Show, in full, each line of the data that contains "from".

[Begin]

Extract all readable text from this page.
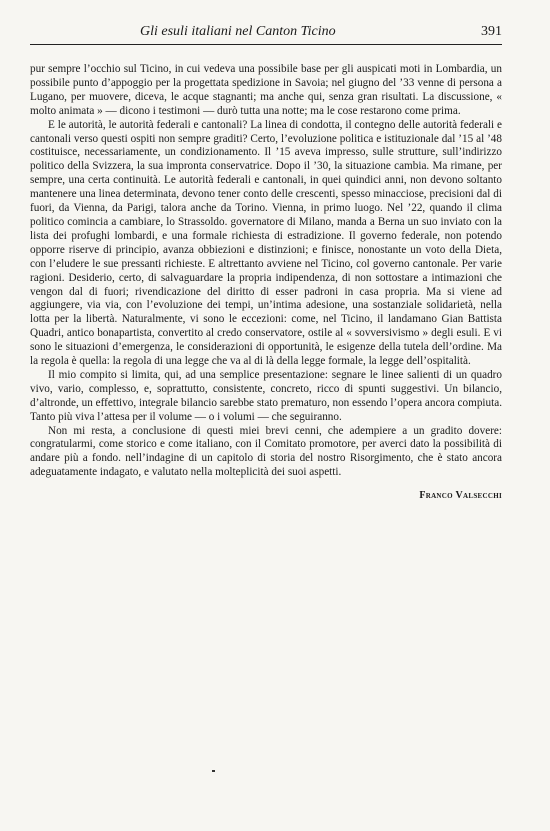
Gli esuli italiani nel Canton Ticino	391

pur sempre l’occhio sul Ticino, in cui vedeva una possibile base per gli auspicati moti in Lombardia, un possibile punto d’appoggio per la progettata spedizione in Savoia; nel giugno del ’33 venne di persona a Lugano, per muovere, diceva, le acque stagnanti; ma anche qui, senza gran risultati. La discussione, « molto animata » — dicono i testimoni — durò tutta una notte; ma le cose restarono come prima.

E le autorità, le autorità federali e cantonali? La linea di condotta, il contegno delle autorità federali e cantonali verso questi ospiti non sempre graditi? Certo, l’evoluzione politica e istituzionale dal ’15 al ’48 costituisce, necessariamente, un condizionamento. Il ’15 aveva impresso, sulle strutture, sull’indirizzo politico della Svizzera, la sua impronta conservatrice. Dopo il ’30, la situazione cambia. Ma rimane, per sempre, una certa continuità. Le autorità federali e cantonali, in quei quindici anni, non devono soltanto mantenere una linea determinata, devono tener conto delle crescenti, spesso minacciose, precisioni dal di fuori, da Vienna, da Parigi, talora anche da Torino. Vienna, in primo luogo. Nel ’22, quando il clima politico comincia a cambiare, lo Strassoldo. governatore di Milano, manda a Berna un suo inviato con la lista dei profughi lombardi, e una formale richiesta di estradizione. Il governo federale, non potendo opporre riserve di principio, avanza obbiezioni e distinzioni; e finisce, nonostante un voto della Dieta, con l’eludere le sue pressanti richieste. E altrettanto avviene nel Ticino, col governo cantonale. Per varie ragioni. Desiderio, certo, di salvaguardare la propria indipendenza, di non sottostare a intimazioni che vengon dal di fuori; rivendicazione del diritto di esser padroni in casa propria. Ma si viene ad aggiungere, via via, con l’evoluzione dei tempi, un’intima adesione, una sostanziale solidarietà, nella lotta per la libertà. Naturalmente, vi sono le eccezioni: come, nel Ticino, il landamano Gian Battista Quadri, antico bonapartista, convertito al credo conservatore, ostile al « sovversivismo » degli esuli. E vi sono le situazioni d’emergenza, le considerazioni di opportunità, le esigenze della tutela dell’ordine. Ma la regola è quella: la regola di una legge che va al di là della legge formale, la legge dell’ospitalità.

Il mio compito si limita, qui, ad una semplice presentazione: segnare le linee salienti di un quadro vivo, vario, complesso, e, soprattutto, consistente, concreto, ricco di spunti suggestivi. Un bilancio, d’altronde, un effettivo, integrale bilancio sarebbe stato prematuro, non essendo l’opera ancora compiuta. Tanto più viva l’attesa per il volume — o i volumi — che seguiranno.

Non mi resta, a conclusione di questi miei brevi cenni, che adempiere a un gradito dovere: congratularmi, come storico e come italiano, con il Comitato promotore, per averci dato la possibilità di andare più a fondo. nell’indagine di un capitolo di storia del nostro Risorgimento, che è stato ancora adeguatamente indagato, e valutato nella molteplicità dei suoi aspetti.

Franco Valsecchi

[End]
[Begin]

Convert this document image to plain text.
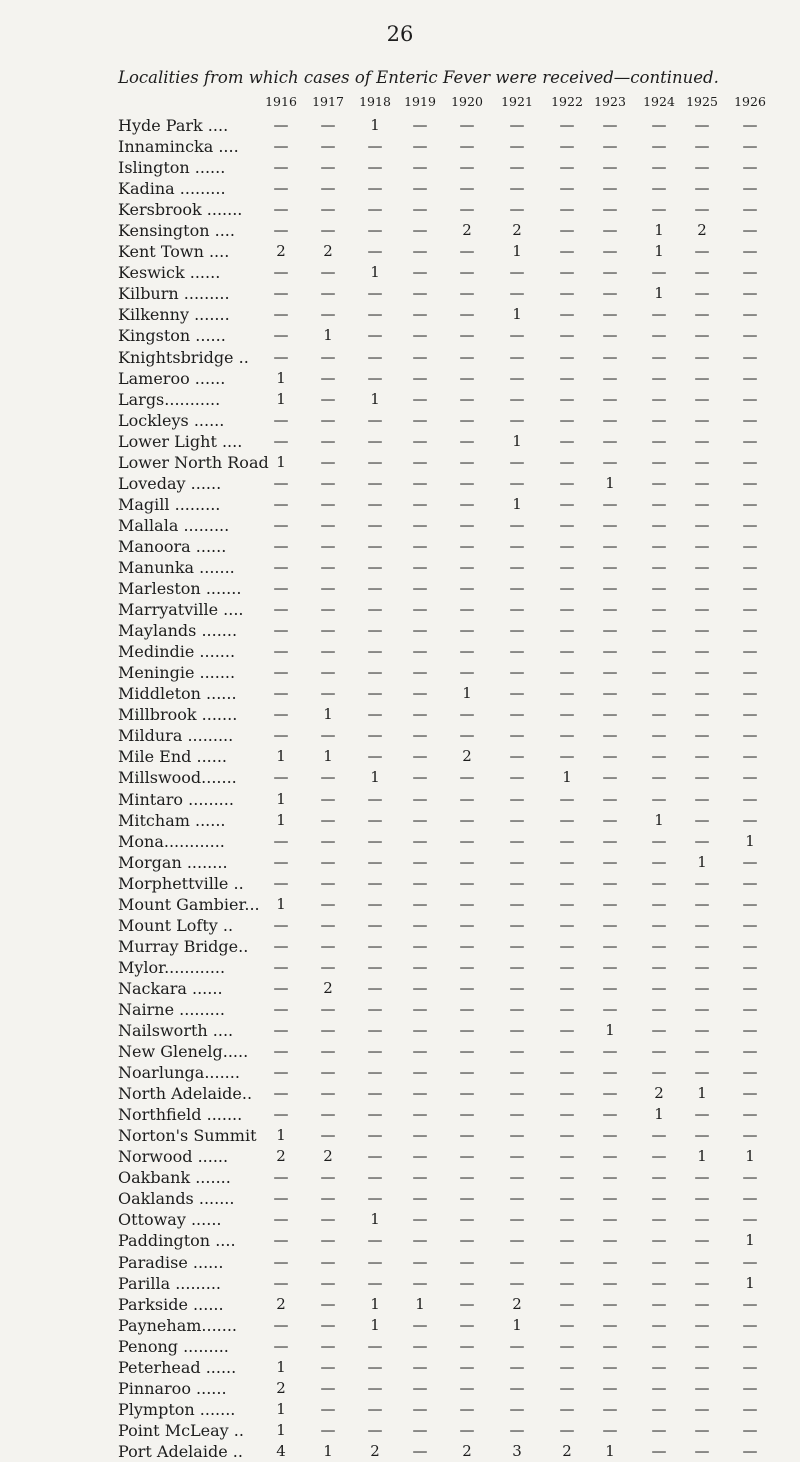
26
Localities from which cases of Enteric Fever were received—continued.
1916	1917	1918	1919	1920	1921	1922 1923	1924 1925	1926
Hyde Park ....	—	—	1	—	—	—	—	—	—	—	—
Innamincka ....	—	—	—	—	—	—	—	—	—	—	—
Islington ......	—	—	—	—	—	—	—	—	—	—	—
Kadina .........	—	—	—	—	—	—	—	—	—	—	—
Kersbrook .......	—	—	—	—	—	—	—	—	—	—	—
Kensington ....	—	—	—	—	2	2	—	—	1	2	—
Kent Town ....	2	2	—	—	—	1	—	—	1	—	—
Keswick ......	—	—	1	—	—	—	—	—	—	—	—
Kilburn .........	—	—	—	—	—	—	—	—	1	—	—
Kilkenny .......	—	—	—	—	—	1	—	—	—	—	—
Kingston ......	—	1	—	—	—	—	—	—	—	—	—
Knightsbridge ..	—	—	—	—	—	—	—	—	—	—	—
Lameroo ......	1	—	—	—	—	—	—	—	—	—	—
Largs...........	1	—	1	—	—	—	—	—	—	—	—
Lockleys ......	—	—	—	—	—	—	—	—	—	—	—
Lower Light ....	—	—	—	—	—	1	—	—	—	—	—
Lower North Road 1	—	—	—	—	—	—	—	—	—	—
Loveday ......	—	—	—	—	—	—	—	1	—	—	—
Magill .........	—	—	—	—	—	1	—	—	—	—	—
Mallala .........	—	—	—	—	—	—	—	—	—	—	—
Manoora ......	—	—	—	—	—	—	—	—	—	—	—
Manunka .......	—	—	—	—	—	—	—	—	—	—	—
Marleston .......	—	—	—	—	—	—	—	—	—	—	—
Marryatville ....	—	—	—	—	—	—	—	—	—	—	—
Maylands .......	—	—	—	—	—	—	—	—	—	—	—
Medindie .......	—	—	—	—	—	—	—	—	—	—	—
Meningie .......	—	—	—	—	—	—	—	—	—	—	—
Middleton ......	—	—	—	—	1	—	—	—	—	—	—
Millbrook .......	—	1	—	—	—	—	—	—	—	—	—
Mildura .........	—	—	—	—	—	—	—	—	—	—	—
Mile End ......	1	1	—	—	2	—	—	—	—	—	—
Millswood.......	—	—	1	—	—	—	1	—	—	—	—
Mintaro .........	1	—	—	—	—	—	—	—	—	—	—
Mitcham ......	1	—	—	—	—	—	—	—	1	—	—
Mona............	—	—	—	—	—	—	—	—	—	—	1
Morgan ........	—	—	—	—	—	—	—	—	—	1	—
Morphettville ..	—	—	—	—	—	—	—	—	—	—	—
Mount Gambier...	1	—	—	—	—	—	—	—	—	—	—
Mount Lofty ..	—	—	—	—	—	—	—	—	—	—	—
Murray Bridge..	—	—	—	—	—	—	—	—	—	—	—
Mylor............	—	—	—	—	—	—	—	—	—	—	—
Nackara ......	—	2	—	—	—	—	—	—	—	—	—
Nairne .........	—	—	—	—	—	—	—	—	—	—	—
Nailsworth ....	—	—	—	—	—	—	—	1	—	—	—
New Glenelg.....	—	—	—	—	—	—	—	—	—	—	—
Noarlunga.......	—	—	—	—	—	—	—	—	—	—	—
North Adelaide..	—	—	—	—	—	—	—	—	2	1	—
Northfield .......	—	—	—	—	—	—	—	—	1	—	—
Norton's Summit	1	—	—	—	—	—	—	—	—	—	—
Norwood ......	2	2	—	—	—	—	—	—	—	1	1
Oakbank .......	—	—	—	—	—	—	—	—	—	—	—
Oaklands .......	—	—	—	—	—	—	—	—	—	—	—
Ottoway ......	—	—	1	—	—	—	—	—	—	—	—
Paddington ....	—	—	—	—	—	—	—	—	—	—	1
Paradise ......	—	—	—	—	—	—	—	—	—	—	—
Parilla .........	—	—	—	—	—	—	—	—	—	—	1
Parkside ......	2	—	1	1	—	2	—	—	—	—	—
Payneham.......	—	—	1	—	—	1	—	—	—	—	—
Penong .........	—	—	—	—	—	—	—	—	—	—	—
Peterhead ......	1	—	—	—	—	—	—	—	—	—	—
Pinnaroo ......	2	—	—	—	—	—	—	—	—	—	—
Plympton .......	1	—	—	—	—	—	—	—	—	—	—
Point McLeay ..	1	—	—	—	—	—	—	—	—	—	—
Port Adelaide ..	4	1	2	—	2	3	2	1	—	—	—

[End]

Task solution =
Extract all readable text from this page.
Localities from which cases of Enteric Fever were received—continued.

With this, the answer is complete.